_RECORDS SHOWN_.
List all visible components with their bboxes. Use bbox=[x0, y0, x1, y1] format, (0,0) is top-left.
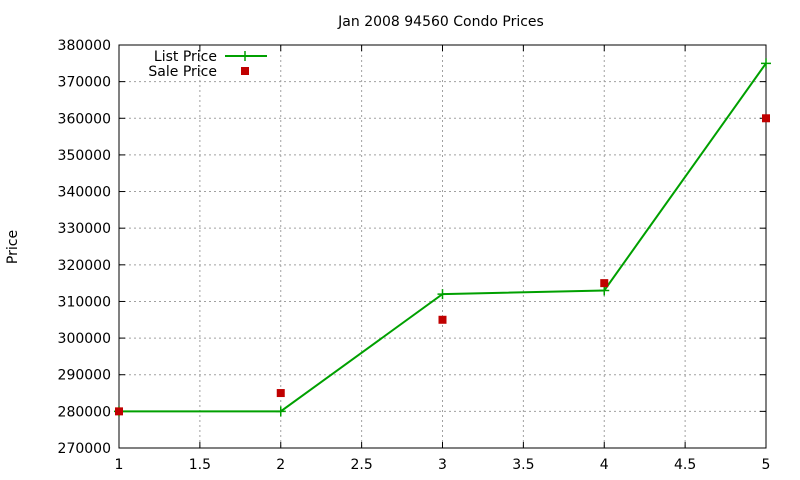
y-tick-label: 370000 bbox=[58, 75, 111, 91]
chart-title: Jan 2008 94560 Condo Prices bbox=[337, 14, 544, 30]
sale-price-point bbox=[762, 114, 770, 123]
y-tick-label: 320000 bbox=[58, 258, 111, 274]
legend-square-marker bbox=[241, 67, 249, 75]
list-price-point bbox=[437, 289, 448, 300]
x-tick-label: 3 bbox=[438, 457, 447, 473]
y-tick-label: 350000 bbox=[58, 148, 111, 164]
legend-plus-marker bbox=[240, 51, 250, 61]
sale-price-point bbox=[438, 315, 447, 324]
legend-label: Sale Price bbox=[148, 64, 217, 80]
x-tick-label: 2.5 bbox=[350, 457, 372, 473]
y-tick-label: 300000 bbox=[58, 331, 111, 347]
grid-lines bbox=[119, 45, 766, 448]
x-tick-label: 1.5 bbox=[189, 457, 211, 473]
sale-price-point bbox=[115, 407, 123, 416]
list-price-point bbox=[275, 406, 286, 417]
series-layer bbox=[114, 58, 771, 417]
y-tick-label: 270000 bbox=[58, 441, 111, 457]
x-tick-label: 2 bbox=[276, 457, 285, 473]
sale-price-point bbox=[600, 279, 609, 288]
x-tick-label: 4.5 bbox=[674, 457, 696, 473]
y-tick-label: 290000 bbox=[58, 368, 111, 384]
y-tick-label: 360000 bbox=[58, 111, 111, 127]
x-tick-labels: 1 1.5 2 2.5 3 3.5 4 4.5 5 bbox=[115, 457, 771, 473]
legend-label: List Price bbox=[154, 49, 217, 65]
y-tick-label: 380000 bbox=[58, 38, 111, 54]
y-tick-label: 310000 bbox=[58, 294, 111, 310]
y-tick-label: 330000 bbox=[58, 221, 111, 237]
x-tick-label: 4 bbox=[600, 457, 609, 473]
y-tick-label: 280000 bbox=[58, 404, 111, 420]
axis-ticks bbox=[118, 44, 767, 449]
y-axis-label: Price bbox=[5, 230, 21, 264]
x-tick-label: 1 bbox=[115, 457, 124, 473]
x-tick-label: 5 bbox=[762, 457, 771, 473]
x-tick-label: 3.5 bbox=[512, 457, 534, 473]
y-tick-label: 340000 bbox=[58, 185, 111, 201]
list-price-point bbox=[761, 58, 771, 69]
sale-price-point bbox=[276, 389, 285, 398]
y-tick-labels: 270000 280000 290000 300000 310000 320000 3300… bbox=[58, 38, 111, 457]
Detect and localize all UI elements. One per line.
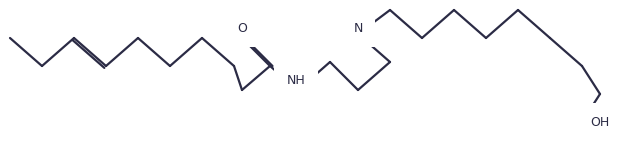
Text: N: N (353, 21, 363, 34)
Text: OH: OH (590, 116, 609, 129)
Text: O: O (237, 21, 247, 34)
Text: NH: NH (286, 74, 306, 87)
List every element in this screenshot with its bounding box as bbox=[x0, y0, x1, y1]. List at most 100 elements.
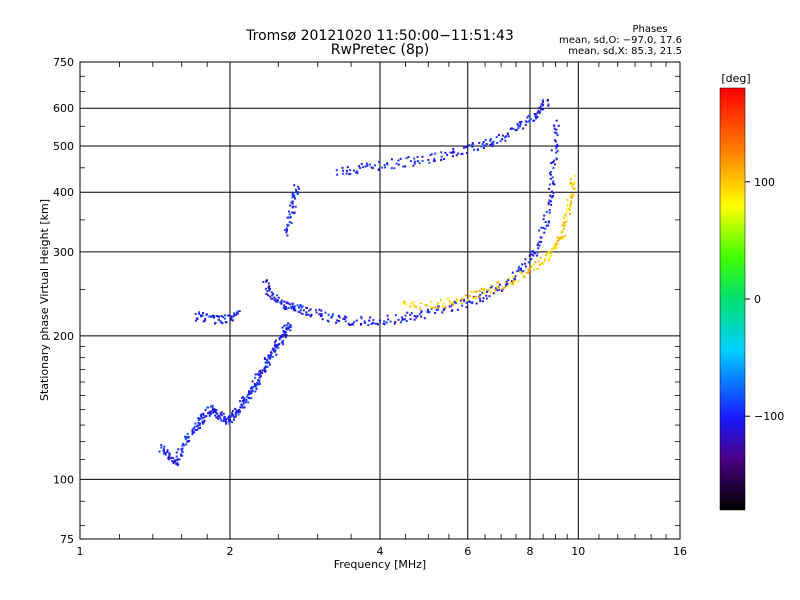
scatter-point bbox=[552, 247, 555, 250]
scatter-point bbox=[412, 164, 415, 167]
scatter-point bbox=[276, 294, 279, 297]
scatter-point bbox=[272, 292, 275, 295]
colorbar-unit: [deg] bbox=[721, 72, 750, 85]
scatter-point bbox=[270, 291, 273, 294]
scatter-point bbox=[570, 193, 573, 196]
scatter-point bbox=[437, 302, 440, 305]
scatter-point bbox=[281, 326, 284, 329]
scatter-point bbox=[327, 313, 330, 316]
scatter-point bbox=[541, 99, 544, 102]
scatter-point bbox=[370, 166, 373, 169]
scatter-point bbox=[496, 289, 499, 292]
scatter-point bbox=[520, 267, 522, 270]
scatter-point bbox=[441, 311, 444, 314]
scatter-point bbox=[562, 235, 565, 238]
x-tick-labels: 1 2 4 6 8 10 16 bbox=[77, 545, 688, 558]
scatter-point bbox=[269, 356, 272, 359]
scatter-point bbox=[255, 385, 258, 388]
scatter-point bbox=[561, 237, 564, 240]
scatter-point bbox=[553, 125, 556, 128]
scatter-point bbox=[504, 284, 507, 287]
scatter-point bbox=[555, 145, 557, 148]
scatter-point bbox=[277, 346, 280, 349]
scatter-point bbox=[181, 450, 184, 452]
scatter-point bbox=[205, 314, 208, 317]
scatter-point bbox=[569, 182, 572, 185]
scatter-point bbox=[231, 421, 233, 423]
scatter-point bbox=[268, 356, 270, 359]
scatter-point bbox=[203, 421, 205, 424]
scatter-point bbox=[211, 406, 214, 409]
scatter-point bbox=[264, 370, 267, 373]
scatter-point bbox=[413, 306, 416, 309]
scatter-point bbox=[286, 229, 288, 232]
scatter-point bbox=[461, 298, 464, 301]
scatter-point bbox=[486, 291, 488, 293]
scatter-point bbox=[527, 114, 530, 117]
scatter-point bbox=[440, 151, 443, 154]
scatter-point bbox=[162, 452, 165, 455]
scatter-point bbox=[254, 376, 257, 379]
scatter-point bbox=[395, 162, 398, 165]
scatter-point bbox=[465, 152, 468, 155]
scatter-point bbox=[383, 164, 386, 166]
scatter-point bbox=[412, 301, 415, 304]
scatter-point bbox=[401, 318, 404, 321]
chart-subtitle: RwPretec (8p) bbox=[331, 42, 429, 58]
scatter-point bbox=[204, 319, 207, 322]
scatter-point bbox=[283, 324, 286, 327]
y-tick-label: 750 bbox=[53, 56, 74, 69]
scatter-point bbox=[217, 318, 220, 321]
scatter-point bbox=[472, 295, 475, 298]
scatter-point bbox=[563, 217, 566, 219]
scatter-point bbox=[181, 447, 184, 450]
scatter-point bbox=[324, 311, 327, 314]
stats-line-o: mean, sd,O: −97.0, 17.6 bbox=[559, 35, 682, 46]
scatter-point bbox=[434, 312, 437, 314]
scatter-point bbox=[463, 298, 465, 301]
scatter-point bbox=[378, 161, 381, 164]
scatter-point bbox=[254, 390, 257, 393]
scatter-point bbox=[490, 284, 492, 287]
scatter-point bbox=[224, 314, 226, 317]
scatter-point bbox=[230, 315, 233, 318]
scatter-point bbox=[501, 288, 504, 291]
scatter-point bbox=[284, 336, 287, 339]
scatter-point bbox=[522, 270, 525, 273]
scatter-point bbox=[308, 309, 311, 312]
scatter-point bbox=[219, 417, 222, 420]
scatter-point bbox=[550, 161, 553, 164]
scatter-point bbox=[543, 259, 546, 262]
scatter-point bbox=[219, 412, 222, 415]
scatter-point bbox=[548, 252, 551, 255]
scatter-point bbox=[529, 118, 532, 120]
scatter-point bbox=[489, 139, 492, 142]
scatter-point bbox=[291, 192, 294, 195]
scatter-point bbox=[455, 302, 458, 305]
scatter-point bbox=[223, 317, 226, 320]
scatter-point bbox=[431, 306, 434, 309]
scatter-point bbox=[537, 260, 540, 263]
scatter-point bbox=[220, 314, 223, 317]
scatter-point bbox=[409, 318, 412, 321]
scatter-point bbox=[463, 299, 466, 302]
scatter-point bbox=[502, 286, 505, 289]
scatter-point bbox=[256, 381, 259, 384]
y-tick-labels: 75 100 200 300 400 500 600 750 bbox=[53, 56, 74, 546]
scatter-point bbox=[468, 295, 471, 298]
scatter-point bbox=[547, 221, 550, 224]
scatter-point bbox=[538, 110, 541, 113]
scatter-point bbox=[537, 242, 540, 245]
scatter-point bbox=[360, 163, 363, 166]
scatter-point bbox=[449, 302, 452, 305]
scatter-point bbox=[532, 251, 535, 254]
scatter-point bbox=[243, 397, 246, 400]
scatter-point bbox=[374, 322, 377, 325]
scatter-point bbox=[240, 406, 243, 409]
scatter-point bbox=[519, 270, 522, 273]
scatter-point bbox=[197, 424, 199, 427]
scatter-point bbox=[360, 323, 362, 325]
scatter-point bbox=[187, 436, 190, 439]
scatter-point bbox=[200, 413, 203, 416]
scatter-point bbox=[297, 185, 300, 188]
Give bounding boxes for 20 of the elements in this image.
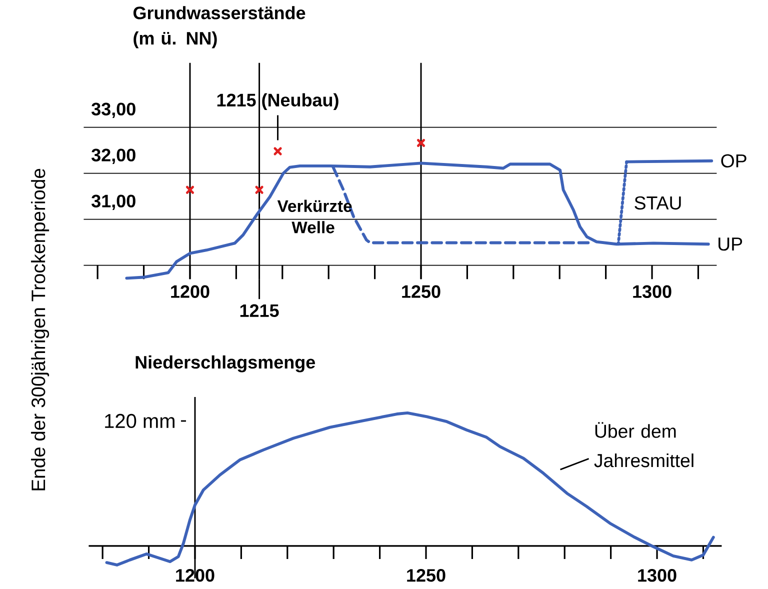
y-axis-title: Ende der 300jährigen Trockenperiode [31,168,50,490]
x-tick-label: 1200 [171,285,210,298]
chart-title: Grundwasserstände (m ü. NN) [133,6,306,48]
y-tick-label: 31,00 [92,194,136,210]
series-label: STAU [634,196,681,210]
x-tick-label: 1300 [633,285,672,298]
annotation: 120 mm [105,414,174,428]
y-tick-label: 33,00 [92,102,136,118]
x-tick-label: 1300 [638,569,676,582]
series-label: OP [721,154,746,168]
series-label: UP [718,238,742,251]
series-label: Verkürzte Welle [277,200,352,234]
annotation: Über dem Jahresmittel [594,422,694,468]
x-tick-label: 1200 [176,569,214,582]
ref-line-label: 1215 [240,304,279,318]
x-tick-label: 1250 [407,569,446,582]
y-tick-label: 32,00 [92,148,136,164]
x-tick-label: 1250 [402,285,440,298]
chart-title: Niederschlagsmenge [136,355,316,372]
annotation: 1215 (Neubau) [217,93,338,110]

_EXERCISE INSTRUCTIONS_. Write out the lines of the data as a JSON list of strings, one per line and with no blank lines. Begin at the line that has "y-tick-label: 370000 bbox=[58, 75, 111, 91]" and stop after the line that has "legend-square-marker bbox=[241, 67, 249, 75]".

_EXPECTED OUTPUT_.
[
  "y-tick-label: 370000 bbox=[58, 75, 111, 91]",
  "chart-title: Jan 2008 94560 Condo Prices bbox=[337, 14, 544, 30]",
  "sale-price-point bbox=[762, 114, 770, 123]",
  "y-tick-label: 320000 bbox=[58, 258, 111, 274]",
  "legend-square-marker bbox=[241, 67, 249, 75]"
]